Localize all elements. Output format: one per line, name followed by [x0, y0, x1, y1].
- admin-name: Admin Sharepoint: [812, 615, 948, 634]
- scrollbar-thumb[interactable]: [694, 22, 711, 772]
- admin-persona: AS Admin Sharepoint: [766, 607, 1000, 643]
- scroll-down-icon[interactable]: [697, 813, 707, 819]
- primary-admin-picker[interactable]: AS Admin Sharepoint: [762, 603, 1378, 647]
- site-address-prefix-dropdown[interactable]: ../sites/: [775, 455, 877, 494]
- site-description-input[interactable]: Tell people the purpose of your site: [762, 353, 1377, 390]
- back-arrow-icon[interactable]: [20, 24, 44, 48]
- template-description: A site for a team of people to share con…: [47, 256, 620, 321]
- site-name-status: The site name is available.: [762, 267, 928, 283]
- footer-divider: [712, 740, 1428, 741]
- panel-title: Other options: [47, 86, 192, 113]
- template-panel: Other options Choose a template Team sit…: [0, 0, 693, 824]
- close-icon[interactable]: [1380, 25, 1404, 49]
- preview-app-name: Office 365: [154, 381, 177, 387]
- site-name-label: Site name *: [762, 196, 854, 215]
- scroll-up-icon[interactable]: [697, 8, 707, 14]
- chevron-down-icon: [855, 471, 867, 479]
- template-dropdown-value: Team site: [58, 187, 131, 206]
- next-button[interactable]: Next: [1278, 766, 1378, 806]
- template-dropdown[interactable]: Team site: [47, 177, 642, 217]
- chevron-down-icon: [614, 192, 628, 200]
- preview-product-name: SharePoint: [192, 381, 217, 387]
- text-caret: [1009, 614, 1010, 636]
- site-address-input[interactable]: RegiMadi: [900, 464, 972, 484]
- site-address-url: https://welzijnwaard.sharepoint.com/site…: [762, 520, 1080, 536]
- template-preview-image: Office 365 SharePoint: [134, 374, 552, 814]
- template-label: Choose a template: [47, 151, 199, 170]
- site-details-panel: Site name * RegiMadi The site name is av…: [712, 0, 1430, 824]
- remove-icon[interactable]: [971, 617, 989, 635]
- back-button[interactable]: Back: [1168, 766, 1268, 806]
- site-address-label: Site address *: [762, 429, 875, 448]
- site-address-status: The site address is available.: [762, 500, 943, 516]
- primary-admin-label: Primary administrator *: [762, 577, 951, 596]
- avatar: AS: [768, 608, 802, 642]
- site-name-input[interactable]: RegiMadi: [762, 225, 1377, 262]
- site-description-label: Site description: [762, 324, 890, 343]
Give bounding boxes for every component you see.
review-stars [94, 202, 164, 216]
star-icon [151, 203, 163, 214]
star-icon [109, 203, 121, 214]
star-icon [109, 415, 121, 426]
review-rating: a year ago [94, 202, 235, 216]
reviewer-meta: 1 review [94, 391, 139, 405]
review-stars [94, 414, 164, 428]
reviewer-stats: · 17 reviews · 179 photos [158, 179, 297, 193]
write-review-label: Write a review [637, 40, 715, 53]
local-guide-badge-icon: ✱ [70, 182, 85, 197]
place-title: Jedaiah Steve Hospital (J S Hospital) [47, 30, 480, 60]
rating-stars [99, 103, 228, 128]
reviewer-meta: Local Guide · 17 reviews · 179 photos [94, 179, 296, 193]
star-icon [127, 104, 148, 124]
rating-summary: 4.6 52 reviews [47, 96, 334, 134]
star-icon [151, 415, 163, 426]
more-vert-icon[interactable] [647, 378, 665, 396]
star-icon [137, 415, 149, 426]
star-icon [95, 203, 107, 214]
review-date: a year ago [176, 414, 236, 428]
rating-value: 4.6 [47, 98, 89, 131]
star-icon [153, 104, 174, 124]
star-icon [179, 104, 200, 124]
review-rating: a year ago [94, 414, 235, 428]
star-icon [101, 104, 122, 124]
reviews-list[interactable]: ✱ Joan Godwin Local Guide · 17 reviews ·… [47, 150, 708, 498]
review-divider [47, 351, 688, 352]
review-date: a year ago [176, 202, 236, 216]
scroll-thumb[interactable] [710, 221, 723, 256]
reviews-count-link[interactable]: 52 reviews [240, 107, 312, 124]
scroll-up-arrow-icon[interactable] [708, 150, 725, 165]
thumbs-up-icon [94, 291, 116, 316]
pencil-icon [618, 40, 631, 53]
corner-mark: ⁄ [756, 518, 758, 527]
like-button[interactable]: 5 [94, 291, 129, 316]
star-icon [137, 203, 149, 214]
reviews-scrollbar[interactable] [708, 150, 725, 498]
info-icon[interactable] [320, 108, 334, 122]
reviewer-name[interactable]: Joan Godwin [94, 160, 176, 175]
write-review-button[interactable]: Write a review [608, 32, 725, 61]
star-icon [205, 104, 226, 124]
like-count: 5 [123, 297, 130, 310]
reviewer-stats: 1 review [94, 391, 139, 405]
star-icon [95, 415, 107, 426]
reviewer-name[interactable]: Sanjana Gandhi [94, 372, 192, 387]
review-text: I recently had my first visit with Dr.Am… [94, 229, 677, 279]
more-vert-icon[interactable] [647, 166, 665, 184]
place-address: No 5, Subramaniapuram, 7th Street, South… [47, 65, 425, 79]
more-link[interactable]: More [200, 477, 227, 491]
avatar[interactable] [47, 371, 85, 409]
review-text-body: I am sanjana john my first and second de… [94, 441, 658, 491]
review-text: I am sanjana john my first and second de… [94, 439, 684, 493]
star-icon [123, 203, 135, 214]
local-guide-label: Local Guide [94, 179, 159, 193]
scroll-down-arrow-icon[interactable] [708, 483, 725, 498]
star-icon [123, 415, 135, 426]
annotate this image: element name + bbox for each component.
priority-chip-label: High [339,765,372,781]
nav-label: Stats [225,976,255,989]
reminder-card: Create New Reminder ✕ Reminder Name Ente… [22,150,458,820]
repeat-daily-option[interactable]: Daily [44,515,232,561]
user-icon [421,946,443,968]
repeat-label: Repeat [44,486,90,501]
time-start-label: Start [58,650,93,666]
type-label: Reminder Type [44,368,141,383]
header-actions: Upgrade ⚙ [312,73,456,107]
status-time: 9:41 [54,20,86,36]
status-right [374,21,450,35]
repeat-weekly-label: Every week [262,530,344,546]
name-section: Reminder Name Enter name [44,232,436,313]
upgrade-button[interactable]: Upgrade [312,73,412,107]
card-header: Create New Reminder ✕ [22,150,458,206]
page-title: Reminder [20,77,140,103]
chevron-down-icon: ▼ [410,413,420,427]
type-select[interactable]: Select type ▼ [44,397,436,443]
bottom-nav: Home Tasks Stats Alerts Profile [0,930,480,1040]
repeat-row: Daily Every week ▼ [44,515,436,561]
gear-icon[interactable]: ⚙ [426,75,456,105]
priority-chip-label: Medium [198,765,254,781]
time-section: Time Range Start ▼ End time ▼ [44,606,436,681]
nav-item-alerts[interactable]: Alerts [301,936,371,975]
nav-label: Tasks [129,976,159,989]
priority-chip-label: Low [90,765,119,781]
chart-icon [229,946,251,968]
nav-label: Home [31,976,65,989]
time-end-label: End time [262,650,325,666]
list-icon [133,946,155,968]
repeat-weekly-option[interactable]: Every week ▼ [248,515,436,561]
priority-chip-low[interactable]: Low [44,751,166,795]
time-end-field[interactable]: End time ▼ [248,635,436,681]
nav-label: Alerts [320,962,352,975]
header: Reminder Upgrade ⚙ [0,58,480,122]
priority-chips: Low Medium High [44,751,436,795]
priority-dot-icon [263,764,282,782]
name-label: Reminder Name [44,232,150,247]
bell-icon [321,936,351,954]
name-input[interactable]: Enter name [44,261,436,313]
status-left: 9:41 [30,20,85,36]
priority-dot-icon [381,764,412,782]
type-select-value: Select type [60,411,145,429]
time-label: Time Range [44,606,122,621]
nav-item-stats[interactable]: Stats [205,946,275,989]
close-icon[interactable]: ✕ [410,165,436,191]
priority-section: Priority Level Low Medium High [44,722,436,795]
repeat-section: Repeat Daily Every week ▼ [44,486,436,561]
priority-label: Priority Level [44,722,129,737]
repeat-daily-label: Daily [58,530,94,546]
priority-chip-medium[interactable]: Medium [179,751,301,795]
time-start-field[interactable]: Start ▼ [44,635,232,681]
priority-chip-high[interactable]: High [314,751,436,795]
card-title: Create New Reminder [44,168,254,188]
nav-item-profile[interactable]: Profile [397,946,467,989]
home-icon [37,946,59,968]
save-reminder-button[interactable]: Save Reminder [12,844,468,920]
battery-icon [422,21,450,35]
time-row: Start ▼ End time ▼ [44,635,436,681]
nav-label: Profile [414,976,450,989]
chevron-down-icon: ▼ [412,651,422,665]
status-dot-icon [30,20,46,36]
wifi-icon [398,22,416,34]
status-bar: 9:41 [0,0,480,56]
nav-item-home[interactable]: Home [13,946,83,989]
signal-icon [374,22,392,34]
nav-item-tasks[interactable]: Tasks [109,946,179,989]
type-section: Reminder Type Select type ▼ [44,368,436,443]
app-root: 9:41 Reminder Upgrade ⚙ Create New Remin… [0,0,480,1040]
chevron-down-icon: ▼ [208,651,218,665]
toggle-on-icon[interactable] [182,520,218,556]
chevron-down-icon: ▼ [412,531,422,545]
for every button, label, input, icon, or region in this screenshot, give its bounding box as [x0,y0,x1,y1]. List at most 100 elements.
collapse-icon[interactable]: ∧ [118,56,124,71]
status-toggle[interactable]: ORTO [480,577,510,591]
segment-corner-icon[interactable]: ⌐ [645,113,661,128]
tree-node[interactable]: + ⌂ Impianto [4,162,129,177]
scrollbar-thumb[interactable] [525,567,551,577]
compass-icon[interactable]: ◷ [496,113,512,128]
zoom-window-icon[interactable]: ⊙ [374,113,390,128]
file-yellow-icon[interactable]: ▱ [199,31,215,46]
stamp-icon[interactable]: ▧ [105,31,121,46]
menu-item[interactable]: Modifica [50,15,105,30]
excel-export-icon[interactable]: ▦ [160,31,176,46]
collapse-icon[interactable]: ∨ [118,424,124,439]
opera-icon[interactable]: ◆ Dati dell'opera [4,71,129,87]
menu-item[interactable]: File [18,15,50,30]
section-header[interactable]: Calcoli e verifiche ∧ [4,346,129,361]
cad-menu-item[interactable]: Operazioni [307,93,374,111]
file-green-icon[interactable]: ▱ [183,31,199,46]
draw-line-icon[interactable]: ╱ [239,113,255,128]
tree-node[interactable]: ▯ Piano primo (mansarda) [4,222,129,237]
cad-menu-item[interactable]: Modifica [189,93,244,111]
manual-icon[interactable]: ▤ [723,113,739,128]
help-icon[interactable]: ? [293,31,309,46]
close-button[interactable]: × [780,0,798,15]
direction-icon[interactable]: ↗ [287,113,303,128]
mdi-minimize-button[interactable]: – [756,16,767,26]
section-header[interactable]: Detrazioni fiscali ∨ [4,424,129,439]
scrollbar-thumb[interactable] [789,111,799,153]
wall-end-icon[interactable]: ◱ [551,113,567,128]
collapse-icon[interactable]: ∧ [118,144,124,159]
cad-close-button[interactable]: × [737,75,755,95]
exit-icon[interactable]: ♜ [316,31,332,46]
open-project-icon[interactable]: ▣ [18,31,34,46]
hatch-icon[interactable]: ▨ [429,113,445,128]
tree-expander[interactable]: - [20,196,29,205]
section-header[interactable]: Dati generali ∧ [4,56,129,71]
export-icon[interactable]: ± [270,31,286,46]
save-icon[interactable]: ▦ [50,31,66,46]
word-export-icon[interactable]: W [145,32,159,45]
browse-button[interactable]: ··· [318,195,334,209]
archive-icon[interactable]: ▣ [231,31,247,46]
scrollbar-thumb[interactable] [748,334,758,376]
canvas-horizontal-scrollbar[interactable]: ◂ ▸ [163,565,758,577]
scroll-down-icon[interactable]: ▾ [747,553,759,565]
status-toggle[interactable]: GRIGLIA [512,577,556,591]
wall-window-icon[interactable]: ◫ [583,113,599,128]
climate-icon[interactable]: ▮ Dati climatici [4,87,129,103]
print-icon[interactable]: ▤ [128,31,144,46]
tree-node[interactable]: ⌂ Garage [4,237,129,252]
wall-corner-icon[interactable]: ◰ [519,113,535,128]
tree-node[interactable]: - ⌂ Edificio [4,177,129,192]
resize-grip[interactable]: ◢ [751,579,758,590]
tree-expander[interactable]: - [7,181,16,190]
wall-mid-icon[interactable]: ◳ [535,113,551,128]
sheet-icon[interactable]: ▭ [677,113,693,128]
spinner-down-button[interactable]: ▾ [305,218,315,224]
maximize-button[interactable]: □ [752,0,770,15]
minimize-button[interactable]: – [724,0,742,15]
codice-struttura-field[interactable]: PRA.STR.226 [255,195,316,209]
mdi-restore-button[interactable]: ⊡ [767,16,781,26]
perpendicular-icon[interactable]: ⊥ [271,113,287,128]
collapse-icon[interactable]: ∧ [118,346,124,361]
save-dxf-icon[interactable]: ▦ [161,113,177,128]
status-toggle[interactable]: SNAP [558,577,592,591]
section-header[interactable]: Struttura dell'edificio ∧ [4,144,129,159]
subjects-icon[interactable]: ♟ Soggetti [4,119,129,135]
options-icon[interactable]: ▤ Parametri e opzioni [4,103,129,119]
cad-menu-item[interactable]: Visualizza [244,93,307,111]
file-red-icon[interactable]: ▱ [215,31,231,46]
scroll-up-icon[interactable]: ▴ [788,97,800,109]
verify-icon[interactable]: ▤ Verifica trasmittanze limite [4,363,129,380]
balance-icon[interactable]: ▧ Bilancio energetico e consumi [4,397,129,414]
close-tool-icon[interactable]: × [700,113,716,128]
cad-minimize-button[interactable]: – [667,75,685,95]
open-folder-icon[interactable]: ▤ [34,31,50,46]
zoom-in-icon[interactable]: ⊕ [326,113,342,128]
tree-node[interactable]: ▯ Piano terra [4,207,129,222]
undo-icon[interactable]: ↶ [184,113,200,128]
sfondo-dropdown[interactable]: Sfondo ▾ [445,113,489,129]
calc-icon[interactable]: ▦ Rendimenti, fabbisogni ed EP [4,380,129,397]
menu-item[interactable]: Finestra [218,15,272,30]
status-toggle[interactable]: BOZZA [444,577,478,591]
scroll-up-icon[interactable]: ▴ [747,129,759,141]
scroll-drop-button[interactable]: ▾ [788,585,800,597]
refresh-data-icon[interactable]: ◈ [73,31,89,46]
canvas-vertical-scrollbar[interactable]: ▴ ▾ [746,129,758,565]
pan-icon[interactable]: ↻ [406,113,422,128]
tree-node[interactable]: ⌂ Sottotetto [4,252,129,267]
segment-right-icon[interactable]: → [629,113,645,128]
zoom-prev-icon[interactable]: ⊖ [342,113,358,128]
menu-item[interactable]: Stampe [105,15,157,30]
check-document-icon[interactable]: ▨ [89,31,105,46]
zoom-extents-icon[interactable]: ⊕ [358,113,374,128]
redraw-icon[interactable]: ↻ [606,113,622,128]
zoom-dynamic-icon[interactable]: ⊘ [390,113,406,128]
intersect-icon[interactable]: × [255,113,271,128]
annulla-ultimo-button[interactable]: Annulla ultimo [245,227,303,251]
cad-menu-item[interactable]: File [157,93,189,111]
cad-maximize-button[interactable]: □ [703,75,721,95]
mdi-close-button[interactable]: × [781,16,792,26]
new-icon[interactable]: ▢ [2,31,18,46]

Your goal: Retype the material, character for character, from its first line through the line containing "- site-description-input[interactable]: Tell", including both of those lines.

Solution to the exercise:
Localize all elements. Output format: one per line, name followed by [x0, y0, x1, y1].
- admin-name: Admin Sharepoint: [812, 615, 948, 634]
- scrollbar-thumb[interactable]: [694, 22, 711, 772]
- admin-persona: AS Admin Sharepoint: [766, 607, 1000, 643]
- scroll-down-icon[interactable]: [697, 813, 707, 819]
- primary-admin-picker[interactable]: AS Admin Sharepoint: [762, 603, 1378, 647]
- site-address-prefix-dropdown[interactable]: ../sites/: [775, 455, 877, 494]
- site-description-input[interactable]: Tell people the purpose of your site: [762, 353, 1377, 390]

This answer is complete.